Dataset records:
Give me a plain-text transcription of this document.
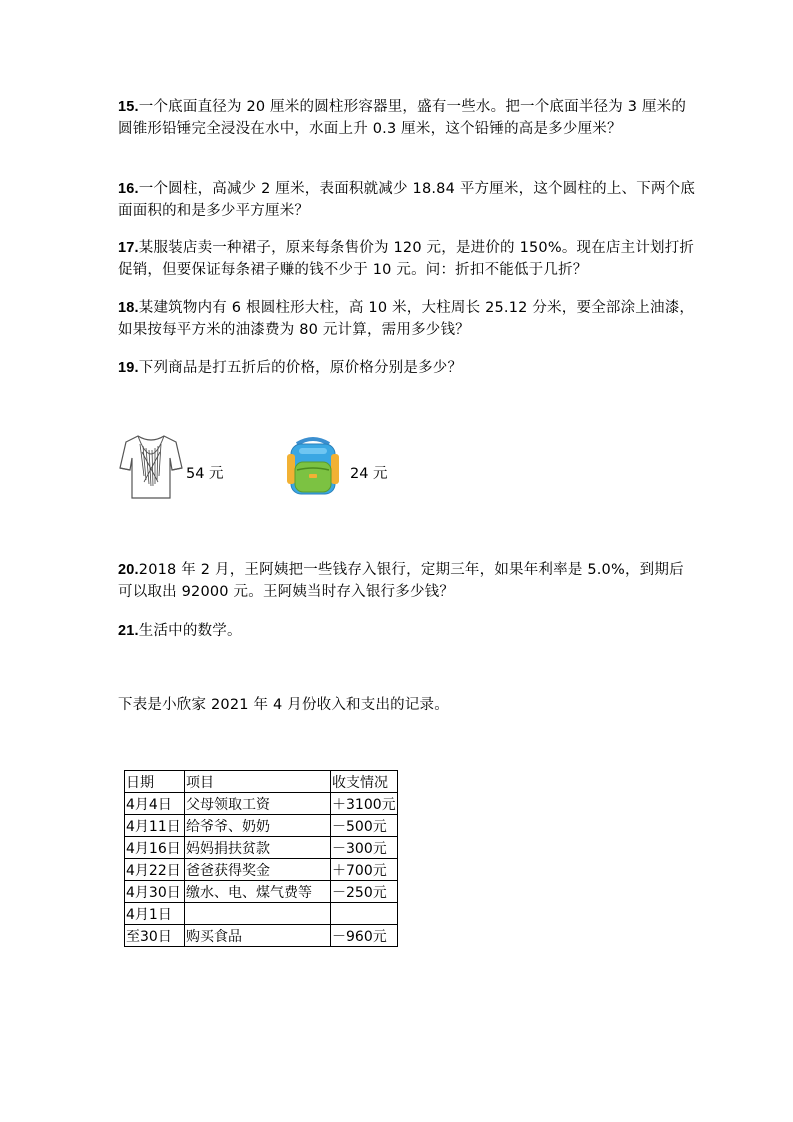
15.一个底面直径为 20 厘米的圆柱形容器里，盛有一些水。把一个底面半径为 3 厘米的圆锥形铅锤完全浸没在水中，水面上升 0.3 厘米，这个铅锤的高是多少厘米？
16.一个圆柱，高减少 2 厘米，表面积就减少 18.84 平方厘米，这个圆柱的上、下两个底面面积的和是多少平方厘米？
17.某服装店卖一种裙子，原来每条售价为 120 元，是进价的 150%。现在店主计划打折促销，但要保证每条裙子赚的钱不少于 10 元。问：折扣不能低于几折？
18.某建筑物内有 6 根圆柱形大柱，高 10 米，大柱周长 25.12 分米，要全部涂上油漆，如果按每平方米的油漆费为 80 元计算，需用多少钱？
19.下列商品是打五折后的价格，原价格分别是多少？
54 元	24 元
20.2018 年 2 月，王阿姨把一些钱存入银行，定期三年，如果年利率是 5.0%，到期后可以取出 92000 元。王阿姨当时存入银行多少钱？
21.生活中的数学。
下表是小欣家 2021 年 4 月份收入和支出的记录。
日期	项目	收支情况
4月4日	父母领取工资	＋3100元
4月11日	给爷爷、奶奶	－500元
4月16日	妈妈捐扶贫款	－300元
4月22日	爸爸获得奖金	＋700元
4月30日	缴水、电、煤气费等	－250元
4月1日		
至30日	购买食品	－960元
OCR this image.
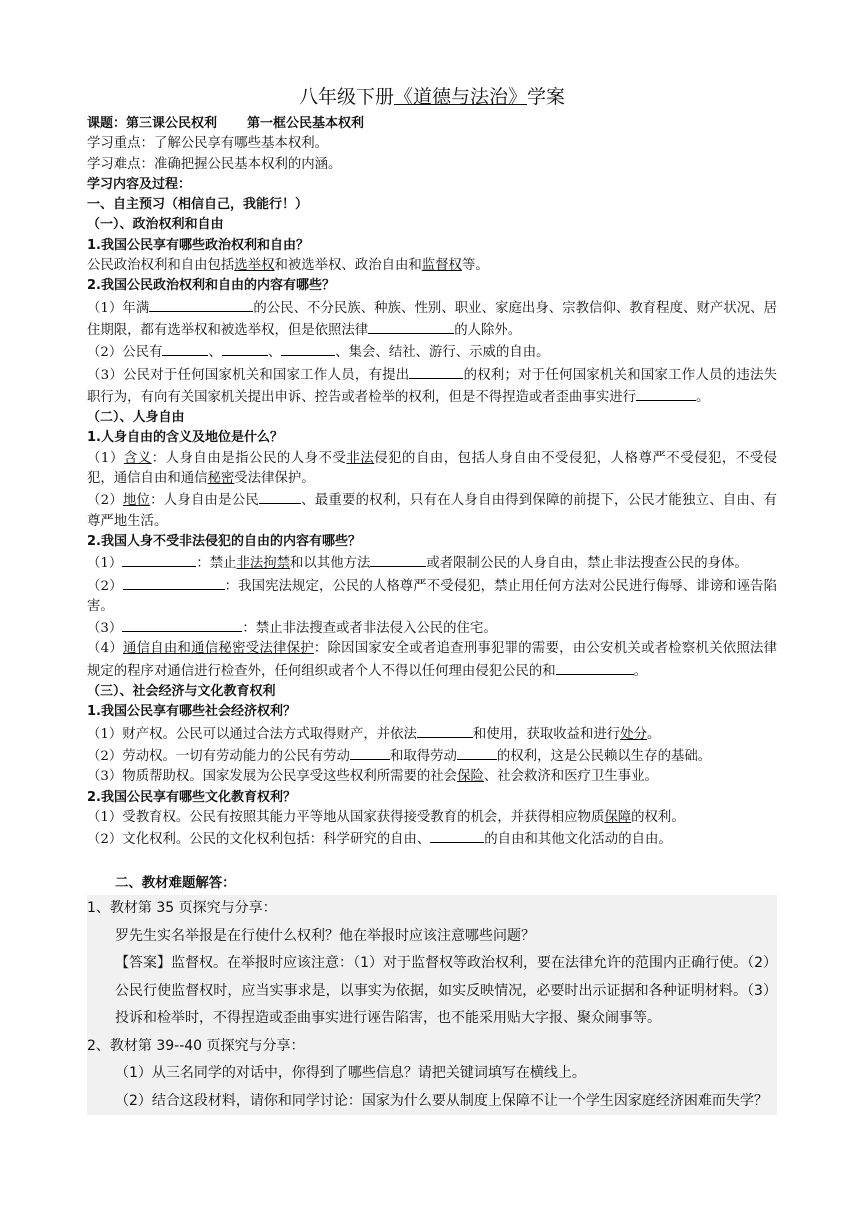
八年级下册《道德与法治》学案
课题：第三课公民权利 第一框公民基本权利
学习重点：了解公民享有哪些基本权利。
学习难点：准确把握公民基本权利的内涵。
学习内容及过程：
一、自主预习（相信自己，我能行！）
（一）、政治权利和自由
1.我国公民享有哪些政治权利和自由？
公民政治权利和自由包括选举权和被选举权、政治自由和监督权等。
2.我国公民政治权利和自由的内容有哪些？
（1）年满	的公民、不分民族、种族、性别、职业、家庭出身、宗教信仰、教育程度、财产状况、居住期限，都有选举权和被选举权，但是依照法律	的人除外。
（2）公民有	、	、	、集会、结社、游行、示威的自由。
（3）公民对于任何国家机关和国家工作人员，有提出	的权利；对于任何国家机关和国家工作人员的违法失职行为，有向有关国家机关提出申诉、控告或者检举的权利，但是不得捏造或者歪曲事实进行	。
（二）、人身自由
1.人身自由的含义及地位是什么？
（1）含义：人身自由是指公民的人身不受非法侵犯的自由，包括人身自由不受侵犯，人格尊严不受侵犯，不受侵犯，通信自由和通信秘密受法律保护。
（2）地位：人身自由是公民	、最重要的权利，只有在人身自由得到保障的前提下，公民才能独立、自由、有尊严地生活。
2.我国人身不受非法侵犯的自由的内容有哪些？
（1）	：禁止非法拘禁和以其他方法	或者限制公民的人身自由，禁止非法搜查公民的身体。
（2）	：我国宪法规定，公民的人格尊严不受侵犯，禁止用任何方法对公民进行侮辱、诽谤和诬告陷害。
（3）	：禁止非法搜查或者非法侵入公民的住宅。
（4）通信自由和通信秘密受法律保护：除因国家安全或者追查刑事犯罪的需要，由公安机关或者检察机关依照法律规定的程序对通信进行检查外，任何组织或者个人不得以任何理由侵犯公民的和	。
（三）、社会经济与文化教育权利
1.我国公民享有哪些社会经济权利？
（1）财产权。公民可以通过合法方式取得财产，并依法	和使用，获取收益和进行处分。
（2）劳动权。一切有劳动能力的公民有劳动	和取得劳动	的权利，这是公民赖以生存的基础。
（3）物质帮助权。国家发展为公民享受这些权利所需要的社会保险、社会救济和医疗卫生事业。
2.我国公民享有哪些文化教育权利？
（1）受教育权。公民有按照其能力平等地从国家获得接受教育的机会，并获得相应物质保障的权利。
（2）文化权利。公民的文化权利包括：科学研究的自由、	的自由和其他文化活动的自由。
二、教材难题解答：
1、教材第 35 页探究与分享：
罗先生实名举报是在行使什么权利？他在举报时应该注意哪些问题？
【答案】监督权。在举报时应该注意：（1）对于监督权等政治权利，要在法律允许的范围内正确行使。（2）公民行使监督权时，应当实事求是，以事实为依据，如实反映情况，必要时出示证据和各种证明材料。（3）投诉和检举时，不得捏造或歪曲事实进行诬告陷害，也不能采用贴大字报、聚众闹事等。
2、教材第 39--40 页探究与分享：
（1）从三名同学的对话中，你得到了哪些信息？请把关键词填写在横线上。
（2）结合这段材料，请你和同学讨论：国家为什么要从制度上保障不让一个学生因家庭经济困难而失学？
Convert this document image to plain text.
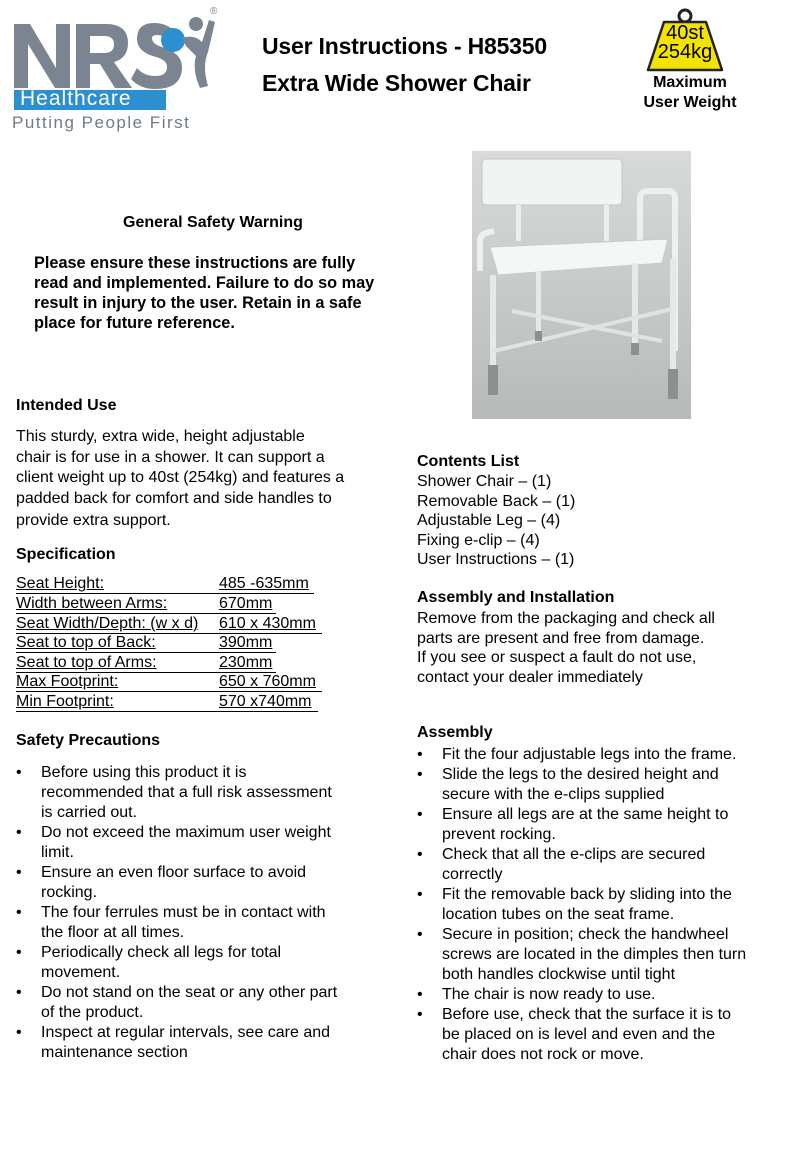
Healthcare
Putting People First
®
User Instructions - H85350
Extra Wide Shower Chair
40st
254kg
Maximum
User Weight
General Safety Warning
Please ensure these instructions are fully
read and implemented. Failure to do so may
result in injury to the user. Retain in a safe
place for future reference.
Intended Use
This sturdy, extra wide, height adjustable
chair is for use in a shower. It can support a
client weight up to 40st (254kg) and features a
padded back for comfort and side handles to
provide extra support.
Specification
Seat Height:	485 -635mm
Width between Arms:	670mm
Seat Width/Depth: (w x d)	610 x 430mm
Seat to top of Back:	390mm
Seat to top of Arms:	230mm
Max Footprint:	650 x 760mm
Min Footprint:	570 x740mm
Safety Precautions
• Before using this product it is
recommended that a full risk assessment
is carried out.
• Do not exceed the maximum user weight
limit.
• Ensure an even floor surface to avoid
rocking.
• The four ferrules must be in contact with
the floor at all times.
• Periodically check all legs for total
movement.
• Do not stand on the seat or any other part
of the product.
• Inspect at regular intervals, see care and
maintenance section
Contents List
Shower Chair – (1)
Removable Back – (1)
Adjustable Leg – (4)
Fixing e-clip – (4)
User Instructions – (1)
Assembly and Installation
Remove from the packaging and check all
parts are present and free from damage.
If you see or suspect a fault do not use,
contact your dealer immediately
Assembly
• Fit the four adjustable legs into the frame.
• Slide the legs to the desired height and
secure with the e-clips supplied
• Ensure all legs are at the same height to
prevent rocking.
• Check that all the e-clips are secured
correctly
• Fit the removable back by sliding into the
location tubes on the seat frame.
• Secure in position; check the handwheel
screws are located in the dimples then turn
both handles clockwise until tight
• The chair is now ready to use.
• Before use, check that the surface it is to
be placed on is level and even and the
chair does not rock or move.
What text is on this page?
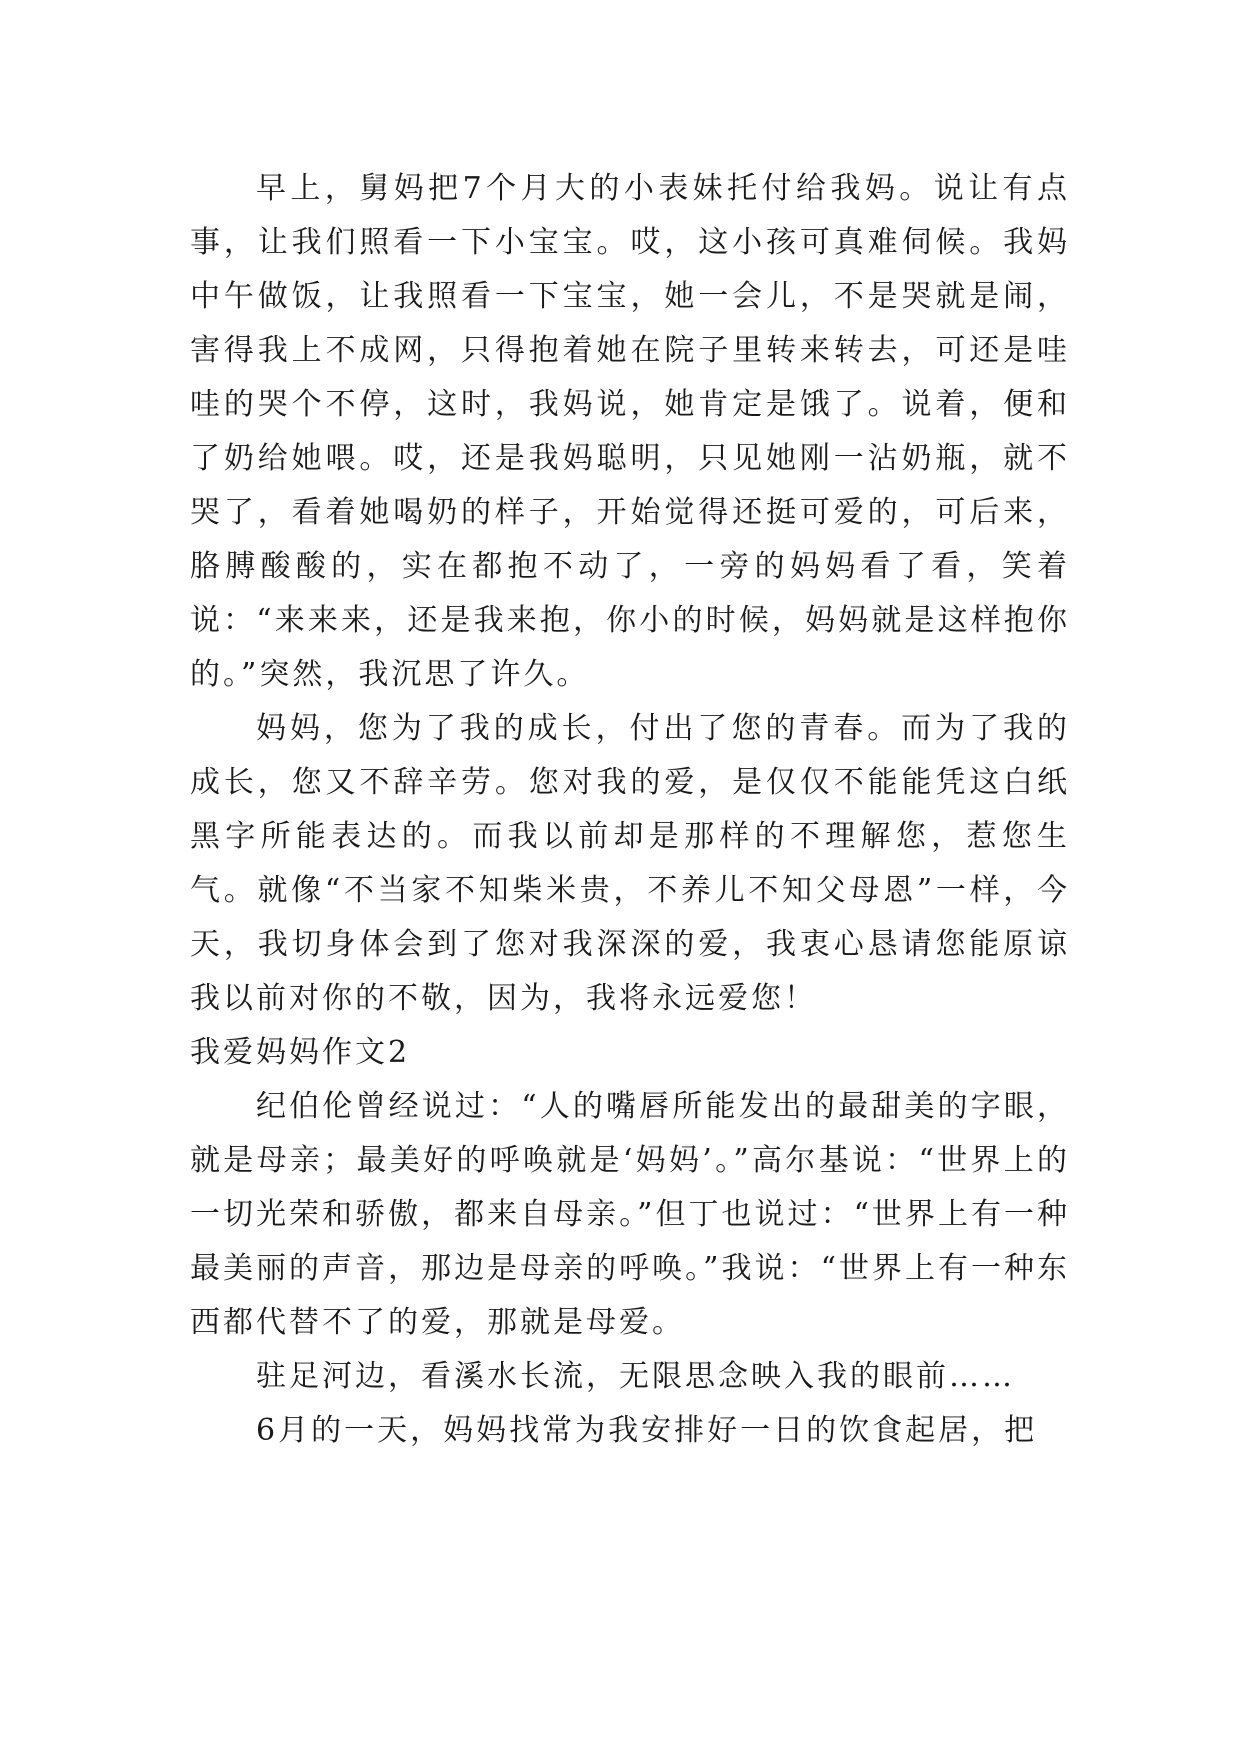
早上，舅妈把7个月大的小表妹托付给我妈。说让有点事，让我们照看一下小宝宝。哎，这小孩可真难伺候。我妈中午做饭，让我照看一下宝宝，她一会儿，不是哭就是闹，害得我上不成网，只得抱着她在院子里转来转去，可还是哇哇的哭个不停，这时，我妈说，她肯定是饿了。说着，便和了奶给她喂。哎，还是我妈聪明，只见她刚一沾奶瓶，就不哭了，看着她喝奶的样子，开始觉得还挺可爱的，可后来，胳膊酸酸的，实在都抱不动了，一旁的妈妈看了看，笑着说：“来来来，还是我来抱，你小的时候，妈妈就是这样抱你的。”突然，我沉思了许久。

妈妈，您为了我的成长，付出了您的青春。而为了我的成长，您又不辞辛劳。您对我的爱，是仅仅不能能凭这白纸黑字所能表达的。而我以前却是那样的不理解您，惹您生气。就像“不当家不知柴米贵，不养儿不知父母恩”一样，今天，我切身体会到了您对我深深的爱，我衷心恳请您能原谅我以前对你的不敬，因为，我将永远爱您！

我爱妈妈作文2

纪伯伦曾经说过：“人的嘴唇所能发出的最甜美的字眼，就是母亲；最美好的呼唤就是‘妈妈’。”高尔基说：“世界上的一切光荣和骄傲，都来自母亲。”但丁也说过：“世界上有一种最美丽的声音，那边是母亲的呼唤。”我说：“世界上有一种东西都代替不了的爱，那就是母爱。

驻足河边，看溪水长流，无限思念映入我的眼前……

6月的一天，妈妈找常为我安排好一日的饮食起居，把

Written task:
For each line in the data above that contains the string "into", extract the line.

Full response:
• Fit the four adjustable legs into the frame.
• Fit the removable back by sliding into the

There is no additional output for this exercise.